- **Description of the task**
Every line below is to be quoted exactly, with nothing added or dropped.

- **Exercise material**

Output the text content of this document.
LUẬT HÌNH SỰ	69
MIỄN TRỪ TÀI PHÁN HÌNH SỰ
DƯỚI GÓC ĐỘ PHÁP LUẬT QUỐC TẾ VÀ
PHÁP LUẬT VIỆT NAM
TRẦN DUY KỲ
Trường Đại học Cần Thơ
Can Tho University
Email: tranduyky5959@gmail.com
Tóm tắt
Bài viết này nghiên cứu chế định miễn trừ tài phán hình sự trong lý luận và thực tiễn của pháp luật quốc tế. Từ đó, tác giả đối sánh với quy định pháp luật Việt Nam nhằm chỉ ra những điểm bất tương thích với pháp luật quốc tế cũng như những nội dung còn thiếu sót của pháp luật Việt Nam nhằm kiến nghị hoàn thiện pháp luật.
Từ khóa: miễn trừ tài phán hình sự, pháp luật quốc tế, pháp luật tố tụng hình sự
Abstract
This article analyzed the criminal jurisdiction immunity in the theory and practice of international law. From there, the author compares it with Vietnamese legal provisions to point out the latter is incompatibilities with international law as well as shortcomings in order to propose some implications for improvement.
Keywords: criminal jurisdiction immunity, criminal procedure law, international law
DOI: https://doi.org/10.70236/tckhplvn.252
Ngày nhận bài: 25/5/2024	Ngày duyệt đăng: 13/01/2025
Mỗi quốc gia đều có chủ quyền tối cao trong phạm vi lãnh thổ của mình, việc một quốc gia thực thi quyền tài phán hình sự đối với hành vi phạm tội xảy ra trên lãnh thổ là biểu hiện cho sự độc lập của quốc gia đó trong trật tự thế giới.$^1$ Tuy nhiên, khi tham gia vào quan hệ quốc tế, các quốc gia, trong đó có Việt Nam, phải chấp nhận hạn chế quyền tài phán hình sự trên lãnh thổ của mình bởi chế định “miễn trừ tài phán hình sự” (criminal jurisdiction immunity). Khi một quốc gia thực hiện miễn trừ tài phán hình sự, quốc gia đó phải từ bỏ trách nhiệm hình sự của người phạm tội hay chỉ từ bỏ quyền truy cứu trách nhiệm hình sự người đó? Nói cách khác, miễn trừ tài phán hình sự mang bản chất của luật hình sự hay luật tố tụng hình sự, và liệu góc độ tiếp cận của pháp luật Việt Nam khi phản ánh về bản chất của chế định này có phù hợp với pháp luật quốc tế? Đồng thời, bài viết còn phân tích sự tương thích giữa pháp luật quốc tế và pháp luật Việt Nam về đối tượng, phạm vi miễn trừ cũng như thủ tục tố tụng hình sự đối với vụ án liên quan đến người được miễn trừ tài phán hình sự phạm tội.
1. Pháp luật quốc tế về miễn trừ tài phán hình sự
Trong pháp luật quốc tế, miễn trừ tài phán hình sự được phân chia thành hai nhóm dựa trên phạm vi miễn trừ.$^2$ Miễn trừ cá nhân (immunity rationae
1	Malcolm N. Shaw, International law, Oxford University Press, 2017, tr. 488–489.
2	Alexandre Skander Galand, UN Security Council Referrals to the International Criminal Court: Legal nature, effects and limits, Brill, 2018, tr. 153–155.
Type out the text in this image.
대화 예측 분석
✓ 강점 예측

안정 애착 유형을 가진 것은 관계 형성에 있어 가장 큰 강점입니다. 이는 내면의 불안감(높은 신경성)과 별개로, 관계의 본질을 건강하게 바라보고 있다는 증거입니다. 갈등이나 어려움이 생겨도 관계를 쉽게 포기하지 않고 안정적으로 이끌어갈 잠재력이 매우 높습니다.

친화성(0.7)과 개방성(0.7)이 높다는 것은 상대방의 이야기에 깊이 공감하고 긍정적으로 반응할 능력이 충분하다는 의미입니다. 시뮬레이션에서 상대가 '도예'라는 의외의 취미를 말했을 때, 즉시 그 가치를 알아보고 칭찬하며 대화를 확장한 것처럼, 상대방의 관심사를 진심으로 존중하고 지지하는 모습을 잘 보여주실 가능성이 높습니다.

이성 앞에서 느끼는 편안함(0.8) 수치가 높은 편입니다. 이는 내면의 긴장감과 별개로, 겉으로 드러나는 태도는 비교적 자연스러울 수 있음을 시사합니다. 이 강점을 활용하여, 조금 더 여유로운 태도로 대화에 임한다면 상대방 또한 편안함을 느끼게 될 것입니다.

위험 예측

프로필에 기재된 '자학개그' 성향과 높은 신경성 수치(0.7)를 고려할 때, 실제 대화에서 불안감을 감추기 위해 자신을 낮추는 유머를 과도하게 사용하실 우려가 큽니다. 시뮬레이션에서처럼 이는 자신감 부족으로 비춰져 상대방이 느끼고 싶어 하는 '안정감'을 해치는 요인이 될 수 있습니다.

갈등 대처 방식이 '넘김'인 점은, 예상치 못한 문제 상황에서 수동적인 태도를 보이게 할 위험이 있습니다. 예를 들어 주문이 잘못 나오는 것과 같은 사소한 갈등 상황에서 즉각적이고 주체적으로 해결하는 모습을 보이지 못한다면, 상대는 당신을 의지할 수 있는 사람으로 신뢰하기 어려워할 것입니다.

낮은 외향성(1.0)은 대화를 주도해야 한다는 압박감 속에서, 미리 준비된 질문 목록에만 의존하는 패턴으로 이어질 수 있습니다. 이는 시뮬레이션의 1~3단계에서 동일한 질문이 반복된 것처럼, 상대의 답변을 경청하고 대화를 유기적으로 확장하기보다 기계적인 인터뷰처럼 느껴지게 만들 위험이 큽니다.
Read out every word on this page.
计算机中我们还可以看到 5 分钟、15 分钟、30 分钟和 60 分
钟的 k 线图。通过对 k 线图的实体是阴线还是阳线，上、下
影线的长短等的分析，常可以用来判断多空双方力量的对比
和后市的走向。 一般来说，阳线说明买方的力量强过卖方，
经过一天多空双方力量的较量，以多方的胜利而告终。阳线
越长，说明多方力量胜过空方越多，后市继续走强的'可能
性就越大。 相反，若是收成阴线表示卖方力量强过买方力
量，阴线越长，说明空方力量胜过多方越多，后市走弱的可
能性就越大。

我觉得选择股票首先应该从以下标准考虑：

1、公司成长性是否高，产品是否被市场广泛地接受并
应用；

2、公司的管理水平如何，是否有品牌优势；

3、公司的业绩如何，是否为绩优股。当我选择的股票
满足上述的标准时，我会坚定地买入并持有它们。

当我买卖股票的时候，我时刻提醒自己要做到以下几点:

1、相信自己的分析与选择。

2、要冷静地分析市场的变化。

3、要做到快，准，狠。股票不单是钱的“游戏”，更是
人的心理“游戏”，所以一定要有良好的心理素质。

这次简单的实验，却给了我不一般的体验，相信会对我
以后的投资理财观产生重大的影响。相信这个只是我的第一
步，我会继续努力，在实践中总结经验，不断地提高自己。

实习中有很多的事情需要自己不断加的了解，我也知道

- **Complete output**
Output the text content of this document.
LUẬT HÌNH SỰ	69
MIỄN TRỪ TÀI PHÁN HÌNH SỰ
DƯỚI GÓC ĐỘ PHÁP LUẬT QUỐC TẾ VÀ
PHÁP LUẬT VIỆT NAM
TRẦN DUY KỲ
Trường Đại học Cần Thơ
Can Tho University
Email: tranduyky5959@gmail.com
Tóm tắt
Bài viết này nghiên cứu chế định miễn trừ tài phán hình sự trong lý luận và thực tiễn của pháp luật quốc tế. Từ đó, tác giả đối sánh với quy định pháp luật Việt Nam nhằm chỉ ra những điểm bất tương thích với pháp luật quốc tế cũng như những nội dung còn thiếu sót của pháp luật Việt Nam nhằm kiến nghị hoàn thiện pháp luật.
Từ khóa: miễn trừ tài phán hình sự, pháp luật quốc tế, pháp luật tố tụng hình sự
Abstract
This article analyzed the criminal jurisdiction immunity in the theory and practice of international law. From there, the author compares it with Vietnamese legal provisions to point out the latter is incompatibilities with international law as well as shortcomings in order to propose some implications for improvement.
Keywords: criminal jurisdiction immunity, criminal procedure law, international law
DOI: https://doi.org/10.70236/tckhplvn.252
Ngày nhận bài: 25/5/2024	Ngày duyệt đăng: 13/01/2025
Mỗi quốc gia đều có chủ quyền tối cao trong phạm vi lãnh thổ của mình, việc một quốc gia thực thi quyền tài phán hình sự đối với hành vi phạm tội xảy ra trên lãnh thổ là biểu hiện cho sự độc lập của quốc gia đó trong trật tự thế giới.$^1$ Tuy nhiên, khi tham gia vào quan hệ quốc tế, các quốc gia, trong đó có Việt Nam, phải chấp nhận hạn chế quyền tài phán hình sự trên lãnh thổ của mình bởi chế định “miễn trừ tài phán hình sự” (criminal jurisdiction immunity). Khi một quốc gia thực hiện miễn trừ tài phán hình sự, quốc gia đó phải từ bỏ trách nhiệm hình sự của người phạm tội hay chỉ từ bỏ quyền truy cứu trách nhiệm hình sự người đó? Nói cách khác, miễn trừ tài phán hình sự mang bản chất của luật hình sự hay luật tố tụng hình sự, và liệu góc độ tiếp cận của pháp luật Việt Nam khi phản ánh về bản chất của chế định này có phù hợp với pháp luật quốc tế? Đồng thời, bài viết còn phân tích sự tương thích giữa pháp luật quốc tế và pháp luật Việt Nam về đối tượng, phạm vi miễn trừ cũng như thủ tục tố tụng hình sự đối với vụ án liên quan đến người được miễn trừ tài phán hình sự phạm tội.
1. Pháp luật quốc tế về miễn trừ tài phán hình sự
Trong pháp luật quốc tế, miễn trừ tài phán hình sự được phân chia thành hai nhóm dựa trên phạm vi miễn trừ.$^2$ Miễn trừ cá nhân (immunity rationae
1	Malcolm N. Shaw, International law, Oxford University Press, 2017, tr. 488–489.
2	Alexandre Skander Galand, UN Security Council Referrals to the International Criminal Court: Legal nature, effects and limits, Brill, 2018, tr. 153–155.
Type out the text in this image.
대화 예측 분석
✓ 강점 예측

안정 애착 유형을 가진 것은 관계 형성에 있어 가장 큰 강점입니다. 이는 내면의 불안감(높은 신경성)과 별개로, 관계의 본질을 건강하게 바라보고 있다는 증거입니다. 갈등이나 어려움이 생겨도 관계를 쉽게 포기하지 않고 안정적으로 이끌어갈 잠재력이 매우 높습니다.

친화성(0.7)과 개방성(0.7)이 높다는 것은 상대방의 이야기에 깊이 공감하고 긍정적으로 반응할 능력이 충분하다는 의미입니다. 시뮬레이션에서 상대가 '도예'라는 의외의 취미를 말했을 때, 즉시 그 가치를 알아보고 칭찬하며 대화를 확장한 것처럼, 상대방의 관심사를 진심으로 존중하고 지지하는 모습을 잘 보여주실 가능성이 높습니다.

이성 앞에서 느끼는 편안함(0.8) 수치가 높은 편입니다. 이는 내면의 긴장감과 별개로, 겉으로 드러나는 태도는 비교적 자연스러울 수 있음을 시사합니다. 이 강점을 활용하여, 조금 더 여유로운 태도로 대화에 임한다면 상대방 또한 편안함을 느끼게 될 것입니다.

위험 예측

프로필에 기재된 '자학개그' 성향과 높은 신경성 수치(0.7)를 고려할 때, 실제 대화에서 불안감을 감추기 위해 자신을 낮추는 유머를 과도하게 사용하실 우려가 큽니다. 시뮬레이션에서처럼 이는 자신감 부족으로 비춰져 상대방이 느끼고 싶어 하는 '안정감'을 해치는 요인이 될 수 있습니다.

갈등 대처 방식이 '넘김'인 점은, 예상치 못한 문제 상황에서 수동적인 태도를 보이게 할 위험이 있습니다. 예를 들어 주문이 잘못 나오는 것과 같은 사소한 갈등 상황에서 즉각적이고 주체적으로 해결하는 모습을 보이지 못한다면, 상대는 당신을 의지할 수 있는 사람으로 신뢰하기 어려워할 것입니다.

낮은 외향성(1.0)은 대화를 주도해야 한다는 압박감 속에서, 미리 준비된 질문 목록에만 의존하는 패턴으로 이어질 수 있습니다. 이는 시뮬레이션의 1~3단계에서 동일한 질문이 반복된 것처럼, 상대의 답변을 경청하고 대화를 유기적으로 확장하기보다 기계적인 인터뷰처럼 느껴지게 만들 위험이 큽니다.
Read out every word on this page.
计算机中我们还可以看到 5 分钟、15 分钟、30 分钟和 60 分
钟的 k 线图。通过对 k 线图的实体是阴线还是阳线，上、下
影线的长短等的分析，常可以用来判断多空双方力量的对比
和后市的走向。 一般来说，阳线说明买方的力量强过卖方，
经过一天多空双方力量的较量，以多方的胜利而告终。阳线
越长，说明多方力量胜过空方越多，后市继续走强的'可能
性就越大。 相反，若是收成阴线表示卖方力量强过买方力
量，阴线越长，说明空方力量胜过多方越多，后市走弱的可
能性就越大。

我觉得选择股票首先应该从以下标准考虑：

1、公司成长性是否高，产品是否被市场广泛地接受并
应用；

2、公司的管理水平如何，是否有品牌优势；

3、公司的业绩如何，是否为绩优股。当我选择的股票
满足上述的标准时，我会坚定地买入并持有它们。

当我买卖股票的时候，我时刻提醒自己要做到以下几点:

1、相信自己的分析与选择。

2、要冷静地分析市场的变化。

3、要做到快，准，狠。股票不单是钱的“游戏”，更是
人的心理“游戏”，所以一定要有良好的心理素质。

这次简单的实验，却给了我不一般的体验，相信会对我
以后的投资理财观产生重大的影响。相信这个只是我的第一
步，我会继续努力，在实践中总结经验，不断地提高自己。

实习中有很多的事情需要自己不断加的了解，我也知道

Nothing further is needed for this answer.